> _TANTANGAN 1_
Menurut tulisan tentang memilih punya anak, apa jawaban sang ibu ketika ditanya mengapa ia memilih punya anak?
> _TANTANGAN 2_
Lanjutkan tulisan tentang memilih punya anak, mulai setelah kalimat terakhir yang tercantum.

> _TEKS SUMBER_
%%

Skip to content Skip to sidebar Skip to footer

Mengapa sih Memilih Mau Punya Anak?

Konten [Tampil]
punya anak

Parenting By Rey - Tema tulisan parenting kali ini tuh asal sih ya, terpikir ketika mengingat salah satu ucapan seorang influencer di sebuah channel Youtube, di mana ybs bertanya kepada ibunya, mengapa sih ibunya memilih harus punya anak?

Lalu ibunya menjawab dengan gamblang, katanya.
Bahwa, ibunya memilih punya anak karena dulunya tidak tahu, kalau punya pilihan untuk nggak mau punya anak.

Oke, seketika otak saya nge-lag (seperti ucapan si Kakak, dikit-dikit nge-lag, hahaha).
Saya jadi bertanya-tanya, bagaimana bisa ya punya anak itu pilihan?

Sementara banyak yang berusaha punya anak, belum di kasih-kasih, atau juga banyak, yang bahkan udah KB IUD atau pil atau apapun, tapi masih juga kebobolan.

Resiko punya anak yang berpikiran kritis memang gitu ya, adaaa aja yang ditanyain.
Dan resiko juga kalau kita sebagai orang tua, jarang terbiasa dengan punya pemikiran sendiri.

%%

> _BARIS DATA_
%%

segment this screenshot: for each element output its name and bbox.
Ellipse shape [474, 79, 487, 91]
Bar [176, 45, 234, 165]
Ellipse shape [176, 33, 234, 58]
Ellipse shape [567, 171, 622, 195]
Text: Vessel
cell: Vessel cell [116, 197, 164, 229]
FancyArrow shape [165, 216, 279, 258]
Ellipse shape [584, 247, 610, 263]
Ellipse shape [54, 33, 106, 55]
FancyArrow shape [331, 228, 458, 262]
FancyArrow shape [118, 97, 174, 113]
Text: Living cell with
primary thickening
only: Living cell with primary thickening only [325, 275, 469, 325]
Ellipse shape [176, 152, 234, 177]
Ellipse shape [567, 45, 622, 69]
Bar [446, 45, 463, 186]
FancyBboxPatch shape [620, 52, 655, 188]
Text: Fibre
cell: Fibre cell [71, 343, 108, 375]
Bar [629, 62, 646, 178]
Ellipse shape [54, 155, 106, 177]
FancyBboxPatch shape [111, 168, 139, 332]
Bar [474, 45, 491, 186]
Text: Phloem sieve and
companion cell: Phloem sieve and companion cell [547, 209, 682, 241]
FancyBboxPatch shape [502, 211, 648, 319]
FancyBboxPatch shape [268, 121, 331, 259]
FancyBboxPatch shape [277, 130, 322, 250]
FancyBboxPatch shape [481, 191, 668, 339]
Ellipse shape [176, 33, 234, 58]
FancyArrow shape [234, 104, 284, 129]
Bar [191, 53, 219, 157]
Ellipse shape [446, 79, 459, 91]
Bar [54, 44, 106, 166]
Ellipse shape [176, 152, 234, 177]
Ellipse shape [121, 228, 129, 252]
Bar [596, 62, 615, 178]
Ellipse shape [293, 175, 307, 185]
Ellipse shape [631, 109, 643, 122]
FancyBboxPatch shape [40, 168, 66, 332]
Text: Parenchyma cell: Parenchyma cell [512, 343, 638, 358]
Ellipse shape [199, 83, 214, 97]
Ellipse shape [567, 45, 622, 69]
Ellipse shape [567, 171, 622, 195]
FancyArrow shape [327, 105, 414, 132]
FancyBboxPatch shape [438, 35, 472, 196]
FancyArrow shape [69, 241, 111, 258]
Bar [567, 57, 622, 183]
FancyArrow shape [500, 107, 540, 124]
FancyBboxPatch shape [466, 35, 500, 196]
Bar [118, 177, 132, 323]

%%

> _HASIL 1_
Ia memilih punya anak karena dulu tidak tahu bahwa ada pilihan untuk tidak mau punya anak.

> _HASIL 2_
Jadinya ketika anak nanya, jawabnya yang mudah aja, atau lebih mudah lagi kalau enggak menjawab, hahaha.

Itu kan dirimu, Rey!
Iya, saya belajar banyak hal setiap harinya, salah satunya adalah, bagaimana menghargai pertanyaan anak, apapun bentuknya.

Oh ya, btw tema hari ini juga terjadi begitu saja, padahal saya udah menyiapkan tema lain, tapi karena isinya lebih teoritis, banyak editan sana sini, dan editan itu jadi terhambat karena laptop ini astagaaa sungguh menguras emosi, jadinya saya putuskan nulis curhatan pengasuhan aja, terinspirasi dari pertanyaan ajaib dan anti mainstream tersebut.


Punya Anak itu Bukan Pilihan


Iya, menurut saya, punya anak itu bukanlah pilihan, sama dengan menikah.
Pret lah kalau ada yang menganggap punya anak itu pilihan.
Eh enggak ding, sah-sah aja sih kalau ada yang menganggap demikian.

memilih punya anak

Karena setiap manusia kan punya hak untuk mengeluarkan pendapat masing-masing, termasuk saya juga, meskipun mungkin pendapat saya bakalan beda dengan kebanyakan orang.

Nah, menurut saya, punya anak itu adalah takdir, sama dengan menikah.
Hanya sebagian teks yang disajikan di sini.